### Your task
The records underneath are to be repeated exactly, with the pictures left out.
※
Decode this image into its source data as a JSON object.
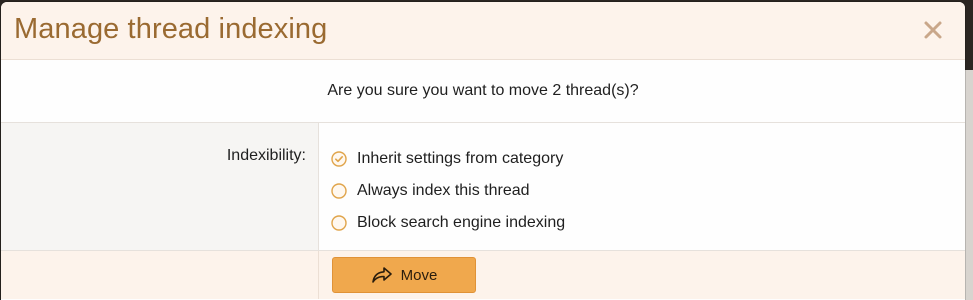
{
  "dialog": {
    "title": "Manage thread indexing",
    "close_icon": "close-icon",
    "confirm_text": "Are you sure you want to move 2 thread(s)?",
    "field": {
      "label": "Indexibility:",
      "options": [
        {
          "label": "Inherit settings from category",
          "selected": true
        },
        {
          "label": "Always index this thread",
          "selected": false
        },
        {
          "label": "Block search engine indexing",
          "selected": false
        }
      ]
    },
    "submit": {
      "label": "Move",
      "icon": "share-forward-icon"
    }
  },
  "colors": {
    "title": "#9a6a31",
    "header_bg": "#fdf3eb",
    "radio_accent": "#e0a44a",
    "button_bg": "#f0a84d"
  }
}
※
### Expected output
Decode this image into its source data as a JSON object.
{
  "dialog": {
    "title": "Manage thread indexing",
    "close_icon": "close-icon",
    "confirm_text": "Are you sure you want to move 2 thread(s)?",
    "field": {
      "label": "Indexibility:",
      "options": [
        {
          "label": "Inherit settings from category",
          "selected": true
        },
        {
          "label": "Always index this thread",
          "selected": false
        },
        {
          "label": "Block search engine indexing",
          "selected": false
        }
      ]
    },
    "submit": {
      "label": "Move",
      "icon": "share-forward-icon"
    }
  },
  "colors": {
    "title": "#9a6a31",
    "header_bg": "#fdf3eb",
    "radio_accent": "#e0a44a",
    "button_bg": "#f0a84d"
  }
}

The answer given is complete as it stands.